◆ What is expected: Read the data and repeat it in full, exactly.

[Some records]
================
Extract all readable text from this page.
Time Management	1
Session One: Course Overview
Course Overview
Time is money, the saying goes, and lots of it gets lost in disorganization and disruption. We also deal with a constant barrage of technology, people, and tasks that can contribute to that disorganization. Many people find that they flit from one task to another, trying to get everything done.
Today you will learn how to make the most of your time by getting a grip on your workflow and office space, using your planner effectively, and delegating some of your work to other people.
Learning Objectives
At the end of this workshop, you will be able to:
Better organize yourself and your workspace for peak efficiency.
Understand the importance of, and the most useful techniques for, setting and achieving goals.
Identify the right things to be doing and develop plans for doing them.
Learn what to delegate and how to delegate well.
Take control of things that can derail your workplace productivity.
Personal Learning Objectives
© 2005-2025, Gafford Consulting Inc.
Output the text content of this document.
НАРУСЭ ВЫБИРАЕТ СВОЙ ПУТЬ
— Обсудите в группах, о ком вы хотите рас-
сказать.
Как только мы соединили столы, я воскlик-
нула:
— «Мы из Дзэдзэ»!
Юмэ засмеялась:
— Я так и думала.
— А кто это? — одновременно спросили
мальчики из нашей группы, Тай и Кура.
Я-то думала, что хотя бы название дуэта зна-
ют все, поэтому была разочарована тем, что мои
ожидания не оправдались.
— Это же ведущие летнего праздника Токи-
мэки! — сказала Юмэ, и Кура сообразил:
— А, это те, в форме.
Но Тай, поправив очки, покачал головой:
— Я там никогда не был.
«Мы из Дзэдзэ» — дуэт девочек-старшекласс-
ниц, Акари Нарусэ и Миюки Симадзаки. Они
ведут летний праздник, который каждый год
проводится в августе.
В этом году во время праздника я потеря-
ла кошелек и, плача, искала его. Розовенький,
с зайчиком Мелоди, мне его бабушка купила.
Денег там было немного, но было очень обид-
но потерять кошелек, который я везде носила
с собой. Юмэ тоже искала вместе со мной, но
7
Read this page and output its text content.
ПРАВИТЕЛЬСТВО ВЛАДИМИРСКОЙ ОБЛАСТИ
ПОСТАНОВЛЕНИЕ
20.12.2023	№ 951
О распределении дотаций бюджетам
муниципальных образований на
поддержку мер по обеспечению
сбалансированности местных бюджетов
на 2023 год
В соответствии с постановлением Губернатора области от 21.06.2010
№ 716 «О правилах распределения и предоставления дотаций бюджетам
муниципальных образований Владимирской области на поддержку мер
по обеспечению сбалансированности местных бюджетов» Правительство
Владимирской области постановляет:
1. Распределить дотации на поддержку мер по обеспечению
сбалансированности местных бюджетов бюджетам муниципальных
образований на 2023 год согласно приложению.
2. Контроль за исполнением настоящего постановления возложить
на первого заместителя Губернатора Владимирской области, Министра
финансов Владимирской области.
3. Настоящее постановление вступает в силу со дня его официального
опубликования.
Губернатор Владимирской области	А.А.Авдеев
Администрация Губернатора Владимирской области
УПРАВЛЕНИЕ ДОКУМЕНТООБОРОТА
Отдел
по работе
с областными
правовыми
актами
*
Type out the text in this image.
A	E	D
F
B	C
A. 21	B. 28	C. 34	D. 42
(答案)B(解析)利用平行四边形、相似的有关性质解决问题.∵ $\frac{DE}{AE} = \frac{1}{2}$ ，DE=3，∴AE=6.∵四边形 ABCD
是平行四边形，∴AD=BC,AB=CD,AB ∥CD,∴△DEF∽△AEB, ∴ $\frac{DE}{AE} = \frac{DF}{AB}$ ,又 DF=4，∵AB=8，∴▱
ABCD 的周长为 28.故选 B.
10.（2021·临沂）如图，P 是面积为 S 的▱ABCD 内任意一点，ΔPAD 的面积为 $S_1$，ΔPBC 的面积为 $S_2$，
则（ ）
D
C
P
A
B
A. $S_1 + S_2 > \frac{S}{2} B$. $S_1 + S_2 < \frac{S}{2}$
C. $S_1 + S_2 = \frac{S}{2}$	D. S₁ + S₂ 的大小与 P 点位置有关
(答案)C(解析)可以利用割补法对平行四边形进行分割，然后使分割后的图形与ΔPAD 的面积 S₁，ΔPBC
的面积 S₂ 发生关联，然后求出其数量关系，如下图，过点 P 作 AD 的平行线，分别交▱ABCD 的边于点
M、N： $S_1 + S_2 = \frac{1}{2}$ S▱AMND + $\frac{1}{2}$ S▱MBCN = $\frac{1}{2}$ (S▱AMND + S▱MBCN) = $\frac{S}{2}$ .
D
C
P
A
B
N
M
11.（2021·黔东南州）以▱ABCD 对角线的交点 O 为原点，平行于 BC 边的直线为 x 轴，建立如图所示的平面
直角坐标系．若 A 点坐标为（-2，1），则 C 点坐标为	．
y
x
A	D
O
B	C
================
◆ Output:
Extract all readable text from this page.
Time Management	1
Session One: Course Overview
Course Overview
Time is money, the saying goes, and lots of it gets lost in disorganization and disruption. We also deal with a constant barrage of technology, people, and tasks that can contribute to that disorganization. Many people find that they flit from one task to another, trying to get everything done.
Today you will learn how to make the most of your time by getting a grip on your workflow and office space, using your planner effectively, and delegating some of your work to other people.
Learning Objectives
At the end of this workshop, you will be able to:
Better organize yourself and your workspace for peak efficiency.
Understand the importance of, and the most useful techniques for, setting and achieving goals.
Identify the right things to be doing and develop plans for doing them.
Learn what to delegate and how to delegate well.
Take control of things that can derail your workplace productivity.
Personal Learning Objectives
© 2005-2025, Gafford Consulting Inc.
Output the text content of this document.
НАРУСЭ ВЫБИРАЕТ СВОЙ ПУТЬ
— Обсудите в группах, о ком вы хотите рас-
сказать.
Как только мы соединили столы, я воскlик-
нула:
— «Мы из Дзэдзэ»!
Юмэ засмеялась:
— Я так и думала.
— А кто это? — одновременно спросили
мальчики из нашей группы, Тай и Кура.
Я-то думала, что хотя бы название дуэта зна-
ют все, поэтому была разочарована тем, что мои
ожидания не оправдались.
— Это же ведущие летнего праздника Токи-
мэки! — сказала Юмэ, и Кура сообразил:
— А, это те, в форме.
Но Тай, поправив очки, покачал головой:
— Я там никогда не был.
«Мы из Дзэдзэ» — дуэт девочек-старшекласс-
ниц, Акари Нарусэ и Миюки Симадзаки. Они
ведут летний праздник, который каждый год
проводится в августе.
В этом году во время праздника я потеря-
ла кошелек и, плача, искала его. Розовенький,
с зайчиком Мелоди, мне его бабушка купила.
Денег там было немного, но было очень обид-
но потерять кошелек, который я везде носила
с собой. Юмэ тоже искала вместе со мной, но
7
Read this page and output its text content.
ПРАВИТЕЛЬСТВО ВЛАДИМИРСКОЙ ОБЛАСТИ
ПОСТАНОВЛЕНИЕ
20.12.2023	№ 951
О распределении дотаций бюджетам
муниципальных образований на
поддержку мер по обеспечению
сбалансированности местных бюджетов
на 2023 год
В соответствии с постановлением Губернатора области от 21.06.2010
№ 716 «О правилах распределения и предоставления дотаций бюджетам
муниципальных образований Владимирской области на поддержку мер
по обеспечению сбалансированности местных бюджетов» Правительство
Владимирской области постановляет:
1. Распределить дотации на поддержку мер по обеспечению
сбалансированности местных бюджетов бюджетам муниципальных
образований на 2023 год согласно приложению.
2. Контроль за исполнением настоящего постановления возложить
на первого заместителя Губернатора Владимирской области, Министра
финансов Владимирской области.
3. Настоящее постановление вступает в силу со дня его официального
опубликования.
Губернатор Владимирской области	А.А.Авдеев
Администрация Губернатора Владимирской области
УПРАВЛЕНИЕ ДОКУМЕНТООБОРОТА
Отдел
по работе
с областными
правовыми
актами
*
Type out the text in this image.
A	E	D
F
B	C
A. 21	B. 28	C. 34	D. 42
(答案)B(解析)利用平行四边形、相似的有关性质解决问题.∵ $\frac{DE}{AE} = \frac{1}{2}$ ，DE=3，∴AE=6.∵四边形 ABCD
是平行四边形，∴AD=BC,AB=CD,AB ∥CD,∴△DEF∽△AEB, ∴ $\frac{DE}{AE} = \frac{DF}{AB}$ ,又 DF=4，∵AB=8，∴▱
ABCD 的周长为 28.故选 B.
10.（2021·临沂）如图，P 是面积为 S 的▱ABCD 内任意一点，ΔPAD 的面积为 $S_1$，ΔPBC 的面积为 $S_2$，
则（ ）
D
C
P
A
B
A. $S_1 + S_2 > \frac{S}{2} B$. $S_1 + S_2 < \frac{S}{2}$
C. $S_1 + S_2 = \frac{S}{2}$	D. S₁ + S₂ 的大小与 P 点位置有关
(答案)C(解析)可以利用割补法对平行四边形进行分割，然后使分割后的图形与ΔPAD 的面积 S₁，ΔPBC
的面积 S₂ 发生关联，然后求出其数量关系，如下图，过点 P 作 AD 的平行线，分别交▱ABCD 的边于点
M、N： $S_1 + S_2 = \frac{1}{2}$ S▱AMND + $\frac{1}{2}$ S▱MBCN = $\frac{1}{2}$ (S▱AMND + S▱MBCN) = $\frac{S}{2}$ .
D
C
P
A
B
N
M
11.（2021·黔东南州）以▱ABCD 对角线的交点 O 为原点，平行于 BC 边的直线为 x 轴，建立如图所示的平面
直角坐标系．若 A 点坐标为（-2，1），则 C 点坐标为	．
y
x
A	D
O
B	C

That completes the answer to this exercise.